─── Supplied information ───
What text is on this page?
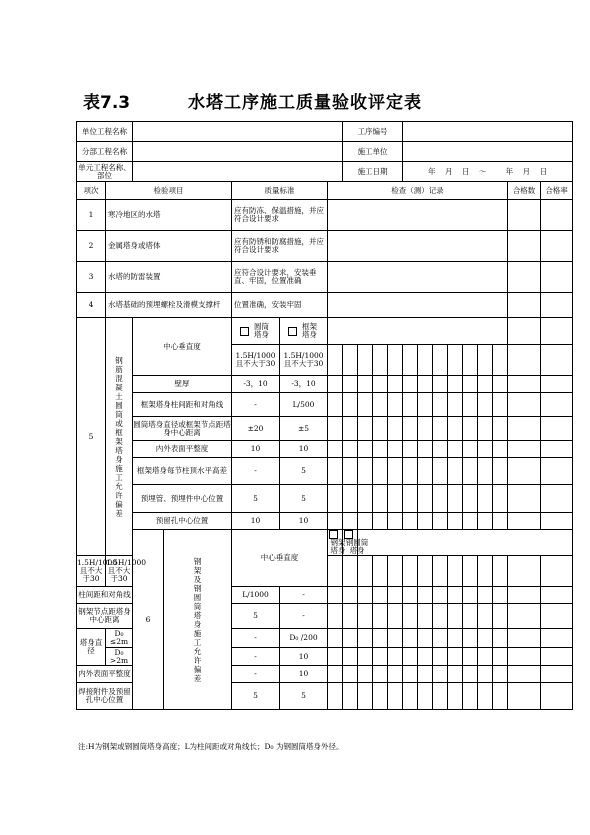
表7.3	水塔工序施工质量验收评定表
单位工程名称							工序编号													
分部工程名称							施工单位													
单元工程名称、部位							施工日期				年    月    日    ～        年    月    日									
项次	检验项目			质量标准		检查（测）记录												合格数	合格率	
1	寒冷地区的水塔			应有防冻、保温措施，并应符合设计要求																
2	金属塔身或塔体			应有防锈和防腐措施，并应符合设计要求																
3	水塔的防雷装置			应符合设计要求，安装垂直、牢固，位置准确																
4	水塔基础的预埋螺栓及滑模支撑杆			位置准确，安装牢固																
5	钢筋混凝土圆筒或框架塔身施工允许偏差	中心垂直度		圆筒塔身	框架塔身															
				1.5H/1000且不大于30	1.5H/1000且不大于30															
		壁厚		-3，10	-3，10															
		框架塔身柱间距和对角线		-	L/500															
		圆筒塔身直径或框架节点距塔身中心距离		±20	±5															
		内外表面平整度		10	10															
		框架塔身每节柱顶水平高差		-	5															
		预埋管、预埋件中心位置		5	5															
		预留孔中心位置		10	10															
		6	钢架及钢圆筒塔身施工允许偏差	中心垂直度		钢架塔身	钢圆筒塔身													
1.5H/1000且不大于30	1.5H/1000且不大于30																			
柱间距和对角线				L/1000	-															
钢架节点距塔身中心距离				5	-															
塔身直径	D₀ ≤2m			-	D₀ /200															
	D₀ >2m			-	10															
内外表面平整度				-	10															
焊接附件及预留孔中心位置				5	5															
注:H为钢架或钢圆筒塔身高度；L为柱间距或对角线长；D₀ 为钢圆筒塔身外径。
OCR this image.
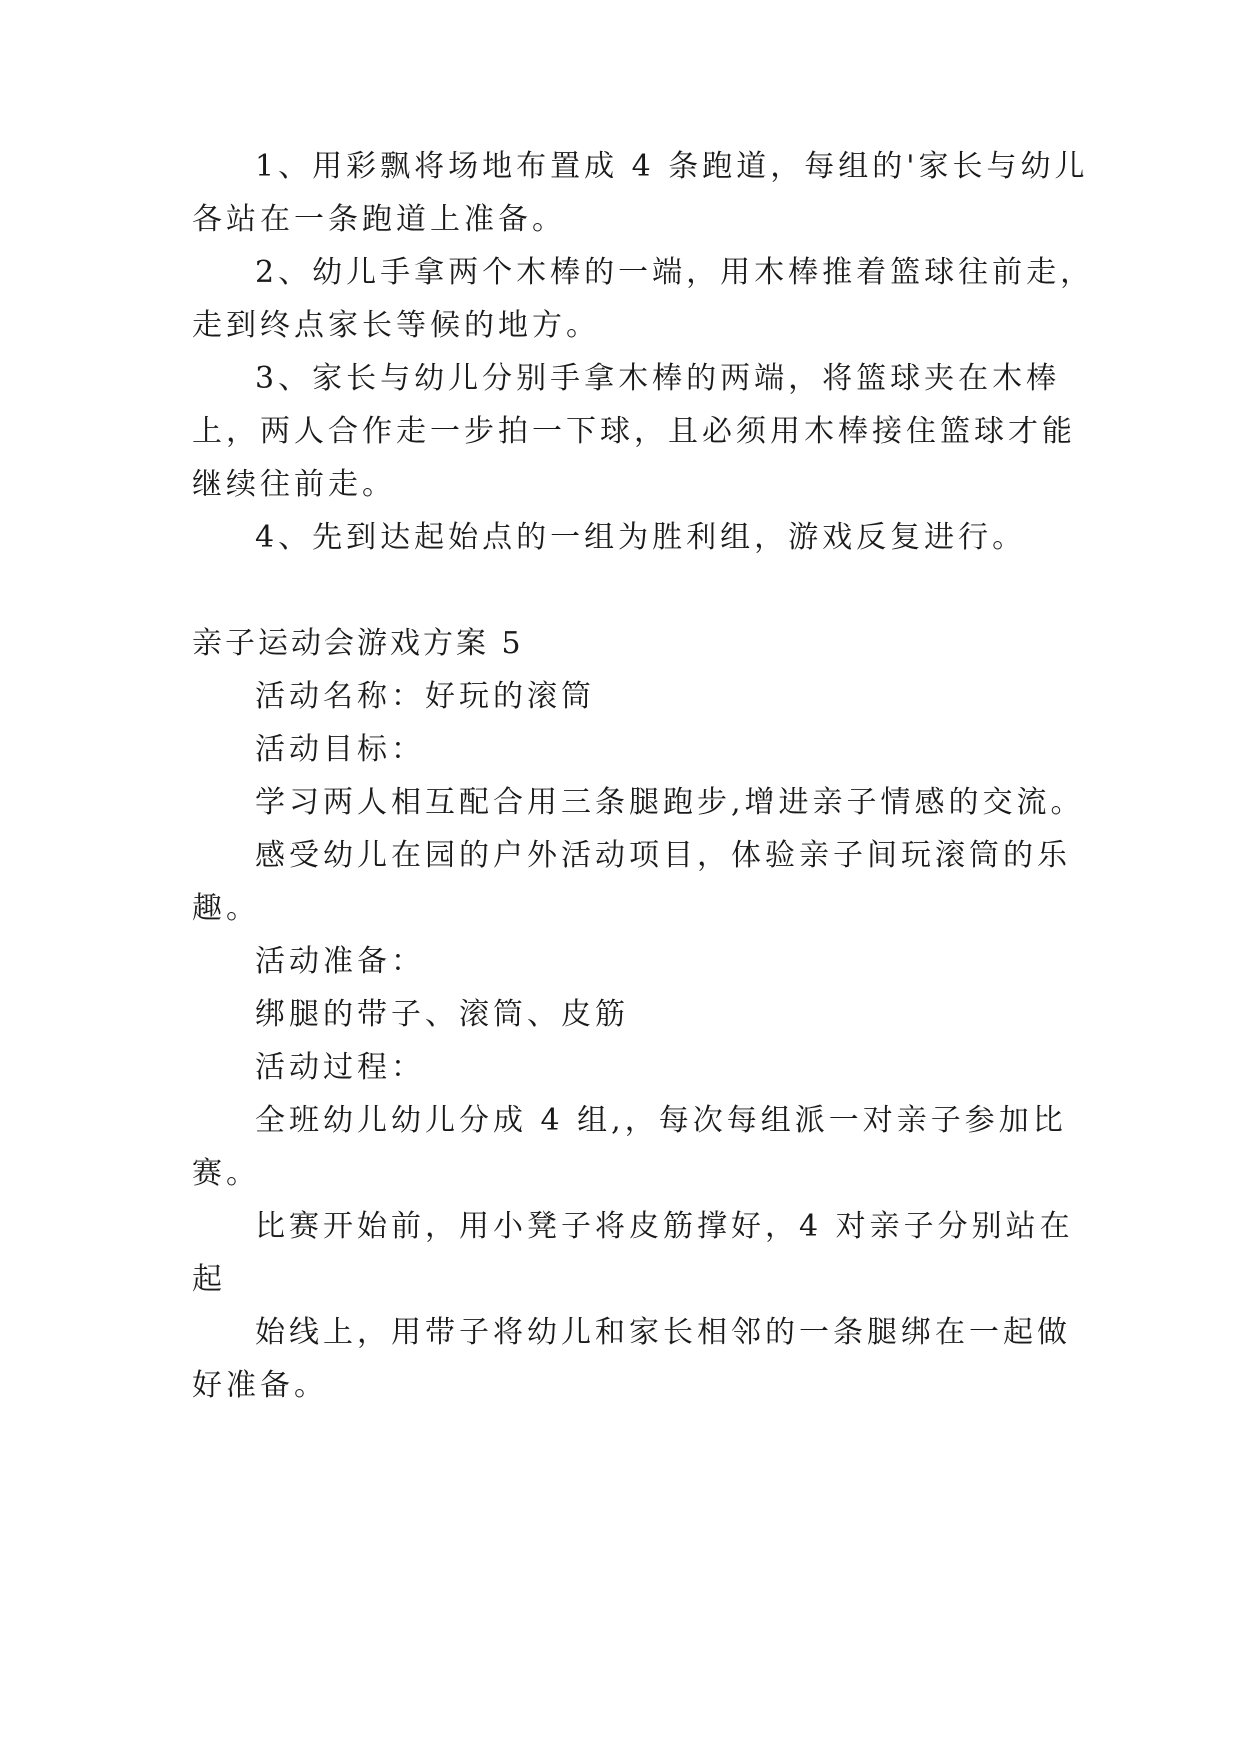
1、用彩飘将场地布置成 4 条跑道，每组的'家长与幼儿
各站在一条跑道上准备。
2、幼儿手拿两个木棒的一端，用木棒推着篮球往前走，
走到终点家长等候的地方。
3、家长与幼儿分别手拿木棒的两端，将篮球夹在木棒
上，两人合作走一步拍一下球，且必须用木棒接住篮球才能
继续往前走。
4、先到达起始点的一组为胜利组，游戏反复进行。
亲子运动会游戏方案 5
活动名称：好玩的滚筒
活动目标：
学习两人相互配合用三条腿跑步,增进亲子情感的交流。
感受幼儿在园的户外活动项目，体验亲子间玩滚筒的乐
趣。
活动准备：
绑腿的带子、滚筒、皮筋
活动过程：
全班幼儿幼儿分成 4 组,，每次每组派一对亲子参加比
赛。
比赛开始前，用小凳子将皮筋撑好，4 对亲子分别站在
起
始线上，用带子将幼儿和家长相邻的一条腿绑在一起做
好准备。
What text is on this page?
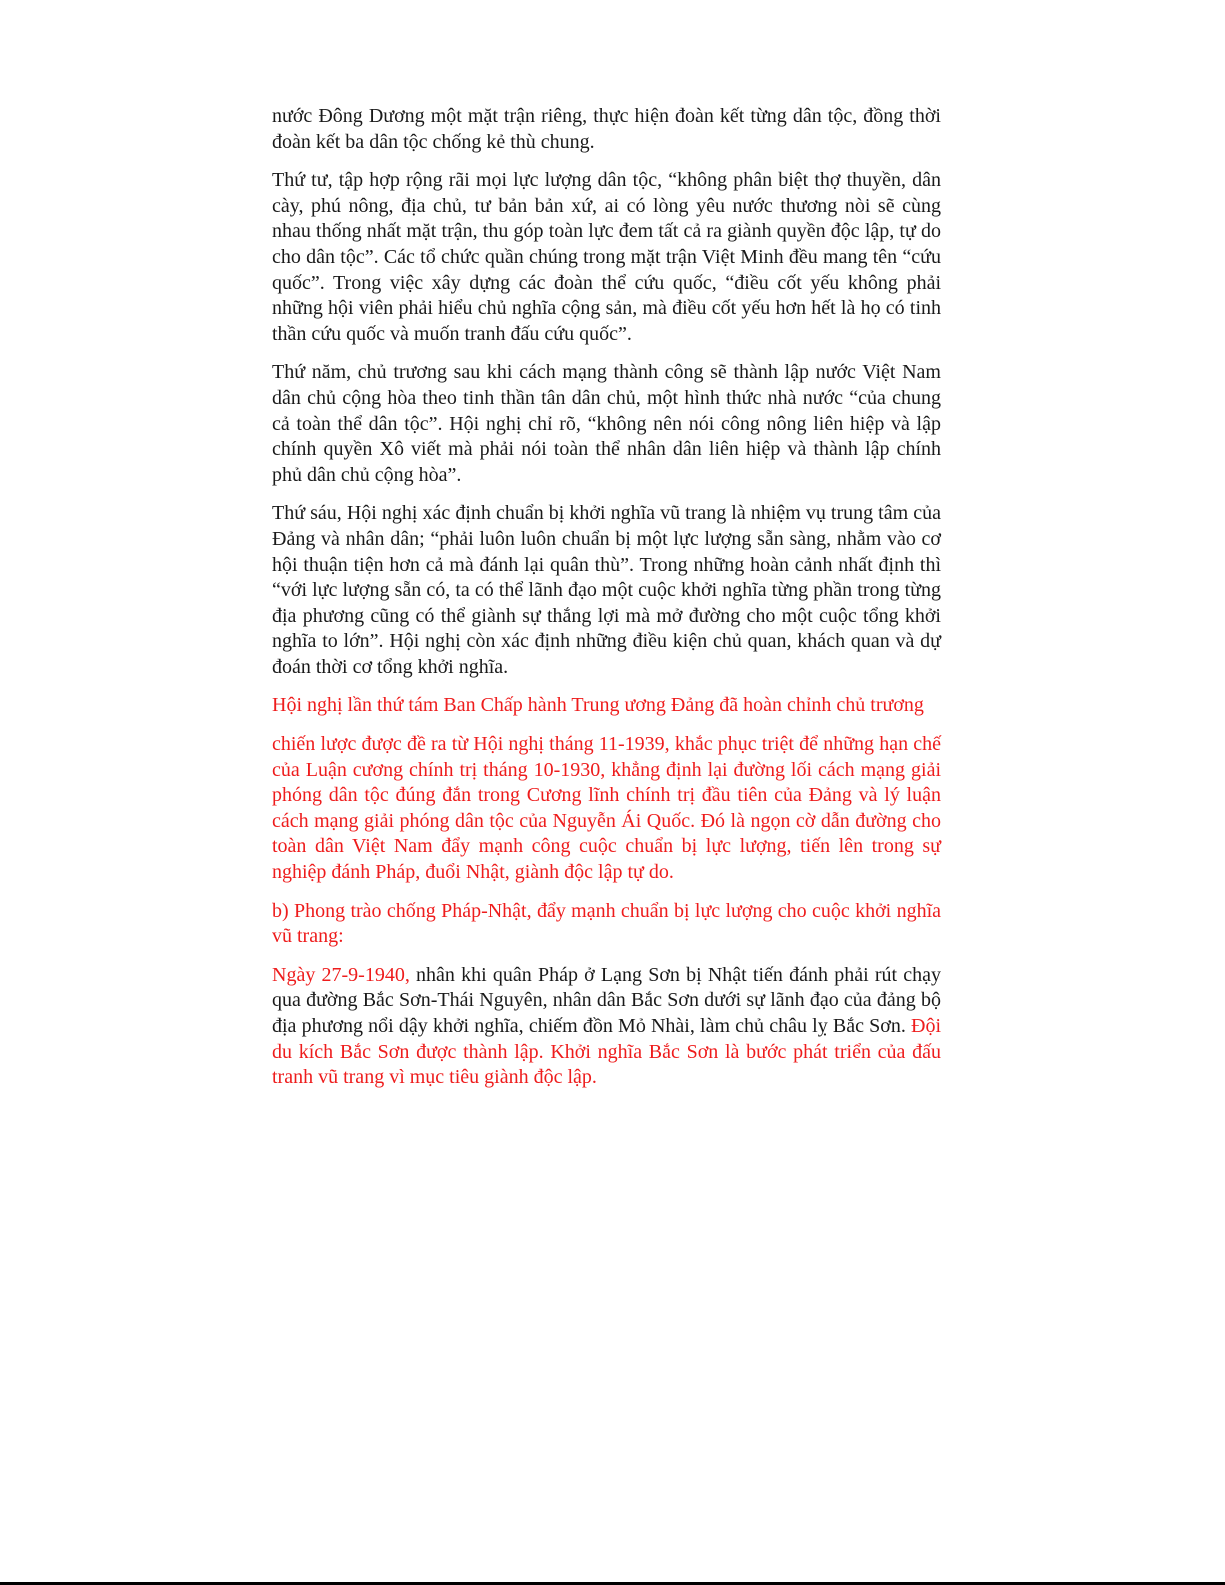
nước Đông Dương một mặt trận riêng, thực hiện đoàn kết từng dân tộc, đồng thời đoàn kết ba dân tộc chống kẻ thù chung.

Thứ tư, tập hợp rộng rãi mọi lực lượng dân tộc, “không phân biệt thợ thuyền, dân cày, phú nông, địa chủ, tư bản bản xứ, ai có lòng yêu nước thương nòi sẽ cùng nhau thống nhất mặt trận, thu góp toàn lực đem tất cả ra giành quyền độc lập, tự do cho dân tộc”. Các tổ chức quần chúng trong mặt trận Việt Minh đều mang tên “cứu quốc”. Trong việc xây dựng các đoàn thể cứu quốc, “điều cốt yếu không phải những hội viên phải hiểu chủ nghĩa cộng sản, mà điều cốt yếu hơn hết là họ có tinh thần cứu quốc và muốn tranh đấu cứu quốc”.

Thứ năm, chủ trương sau khi cách mạng thành công sẽ thành lập nước Việt Nam dân chủ cộng hòa theo tinh thần tân dân chủ, một hình thức nhà nước “của chung cả toàn thể dân tộc”. Hội nghị chỉ rõ, “không nên nói công nông liên hiệp và lập chính quyền Xô viết mà phải nói toàn thể nhân dân liên hiệp và thành lập chính phủ dân chủ cộng hòa”.

Thứ sáu, Hội nghị xác định chuẩn bị khởi nghĩa vũ trang là nhiệm vụ trung tâm của Đảng và nhân dân; “phải luôn luôn chuẩn bị một lực lượng sẵn sàng, nhằm vào cơ hội thuận tiện hơn cả mà đánh lại quân thù”. Trong những hoàn cảnh nhất định thì “với lực lượng sẵn có, ta có thể lãnh đạo một cuộc khởi nghĩa từng phần trong từng địa phương cũng có thể giành sự thắng lợi mà mở đường cho một cuộc tổng khởi nghĩa to lớn”. Hội nghị còn xác định những điều kiện chủ quan, khách quan và dự đoán thời cơ tổng khởi nghĩa.

Hội nghị lần thứ tám Ban Chấp hành Trung ương Đảng đã hoàn chỉnh chủ trương

chiến lược được đề ra từ Hội nghị tháng 11-1939, khắc phục triệt để những hạn chế của Luận cương chính trị tháng 10-1930, khẳng định lại đường lối cách mạng giải phóng dân tộc đúng đắn trong Cương lĩnh chính trị đầu tiên của Đảng và lý luận cách mạng giải phóng dân tộc của Nguyễn Ái Quốc. Đó là ngọn cờ dẫn đường cho toàn dân Việt Nam đẩy mạnh công cuộc chuẩn bị lực lượng, tiến lên trong sự nghiệp đánh Pháp, đuổi Nhật, giành độc lập tự do.

b) Phong trào chống Pháp-Nhật, đẩy mạnh chuẩn bị lực lượng cho cuộc khởi nghĩa vũ trang:

Ngày 27-9-1940, nhân khi quân Pháp ở Lạng Sơn bị Nhật tiến đánh phải rút chạy qua đường Bắc Sơn-Thái Nguyên, nhân dân Bắc Sơn dưới sự lãnh đạo của đảng bộ địa phương nổi dậy khởi nghĩa, chiếm đồn Mỏ Nhài, làm chủ châu lỵ Bắc Sơn. Đội du kích Bắc Sơn được thành lập. Khởi nghĩa Bắc Sơn là bước phát triển của đấu tranh vũ trang vì mục tiêu giành độc lập.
───
_Objective_
Word for word, quote the lines above. Omit the pictures.

_Full solution_
What text is on this page?
表7.3	水塔工序施工质量验收评定表
单位工程名称							工序编号													
分部工程名称							施工单位													
单元工程名称、部位							施工日期				年    月    日    ～        年    月    日									
项次	检验项目			质量标准		检查（测）记录												合格数	合格率	
1	寒冷地区的水塔			应有防冻、保温措施，并应符合设计要求																
2	金属塔身或塔体			应有防锈和防腐措施，并应符合设计要求																
3	水塔的防雷装置			应符合设计要求，安装垂直、牢固，位置准确																
4	水塔基础的预埋螺栓及滑模支撑杆			位置准确，安装牢固																
5	钢筋混凝土圆筒或框架塔身施工允许偏差	中心垂直度		圆筒塔身	框架塔身															
				1.5H/1000且不大于30	1.5H/1000且不大于30															
		壁厚		-3，10	-3，10															
		框架塔身柱间距和对角线		-	L/500															
		圆筒塔身直径或框架节点距塔身中心距离		±20	±5															
		内外表面平整度		10	10															
		框架塔身每节柱顶水平高差		-	5															
		预埋管、预埋件中心位置		5	5															
		预留孔中心位置		10	10															
		6	钢架及钢圆筒塔身施工允许偏差	中心垂直度		钢架塔身	钢圆筒塔身													
1.5H/1000且不大于30	1.5H/1000且不大于30																			
柱间距和对角线				L/1000	-															
钢架节点距塔身中心距离				5	-															
塔身直径	D₀ ≤2m			-	D₀ /200															
	D₀ >2m			-	10															
内外表面平整度				-	10															
焊接附件及预留孔中心位置				5	5															
注:H为钢架或钢圆筒塔身高度；L为柱间距或对角线长；D₀ 为钢圆筒塔身外径。
OCR this image.
1、用彩飘将场地布置成 4 条跑道，每组的'家长与幼儿
各站在一条跑道上准备。
2、幼儿手拿两个木棒的一端，用木棒推着篮球往前走，
走到终点家长等候的地方。
3、家长与幼儿分别手拿木棒的两端，将篮球夹在木棒
上，两人合作走一步拍一下球，且必须用木棒接住篮球才能
继续往前走。
4、先到达起始点的一组为胜利组，游戏反复进行。
亲子运动会游戏方案 5
活动名称：好玩的滚筒
活动目标：
学习两人相互配合用三条腿跑步,增进亲子情感的交流。
感受幼儿在园的户外活动项目，体验亲子间玩滚筒的乐
趣。
活动准备：
绑腿的带子、滚筒、皮筋
活动过程：
全班幼儿幼儿分成 4 组,，每次每组派一对亲子参加比
赛。
比赛开始前，用小凳子将皮筋撑好，4 对亲子分别站在
起
始线上，用带子将幼儿和家长相邻的一条腿绑在一起做
好准备。
What text is on this page?
nước Đông Dương một mặt trận riêng, thực hiện đoàn kết từng dân tộc, đồng thời đoàn kết ba dân tộc chống kẻ thù chung.

Thứ tư, tập hợp rộng rãi mọi lực lượng dân tộc, “không phân biệt thợ thuyền, dân cày, phú nông, địa chủ, tư bản bản xứ, ai có lòng yêu nước thương nòi sẽ cùng nhau thống nhất mặt trận, thu góp toàn lực đem tất cả ra giành quyền độc lập, tự do cho dân tộc”. Các tổ chức quần chúng trong mặt trận Việt Minh đều mang tên “cứu quốc”. Trong việc xây dựng các đoàn thể cứu quốc, “điều cốt yếu không phải những hội viên phải hiểu chủ nghĩa cộng sản, mà điều cốt yếu hơn hết là họ có tinh thần cứu quốc và muốn tranh đấu cứu quốc”.

Thứ năm, chủ trương sau khi cách mạng thành công sẽ thành lập nước Việt Nam dân chủ cộng hòa theo tinh thần tân dân chủ, một hình thức nhà nước “của chung cả toàn thể dân tộc”. Hội nghị chỉ rõ, “không nên nói công nông liên hiệp và lập chính quyền Xô viết mà phải nói toàn thể nhân dân liên hiệp và thành lập chính phủ dân chủ cộng hòa”.

Thứ sáu, Hội nghị xác định chuẩn bị khởi nghĩa vũ trang là nhiệm vụ trung tâm của Đảng và nhân dân; “phải luôn luôn chuẩn bị một lực lượng sẵn sàng, nhằm vào cơ hội thuận tiện hơn cả mà đánh lại quân thù”. Trong những hoàn cảnh nhất định thì “với lực lượng sẵn có, ta có thể lãnh đạo một cuộc khởi nghĩa từng phần trong từng địa phương cũng có thể giành sự thắng lợi mà mở đường cho một cuộc tổng khởi nghĩa to lớn”. Hội nghị còn xác định những điều kiện chủ quan, khách quan và dự đoán thời cơ tổng khởi nghĩa.

Hội nghị lần thứ tám Ban Chấp hành Trung ương Đảng đã hoàn chỉnh chủ trương

chiến lược được đề ra từ Hội nghị tháng 11-1939, khắc phục triệt để những hạn chế của Luận cương chính trị tháng 10-1930, khẳng định lại đường lối cách mạng giải phóng dân tộc đúng đắn trong Cương lĩnh chính trị đầu tiên của Đảng và lý luận cách mạng giải phóng dân tộc của Nguyễn Ái Quốc. Đó là ngọn cờ dẫn đường cho toàn dân Việt Nam đẩy mạnh công cuộc chuẩn bị lực lượng, tiến lên trong sự nghiệp đánh Pháp, đuổi Nhật, giành độc lập tự do.

b) Phong trào chống Pháp-Nhật, đẩy mạnh chuẩn bị lực lượng cho cuộc khởi nghĩa vũ trang:

Ngày 27-9-1940, nhân khi quân Pháp ở Lạng Sơn bị Nhật tiến đánh phải rút chạy qua đường Bắc Sơn-Thái Nguyên, nhân dân Bắc Sơn dưới sự lãnh đạo của đảng bộ địa phương nổi dậy khởi nghĩa, chiếm đồn Mỏ Nhài, làm chủ châu lỵ Bắc Sơn. Đội du kích Bắc Sơn được thành lập. Khởi nghĩa Bắc Sơn là bước phát triển của đấu tranh vũ trang vì mục tiêu giành độc lập.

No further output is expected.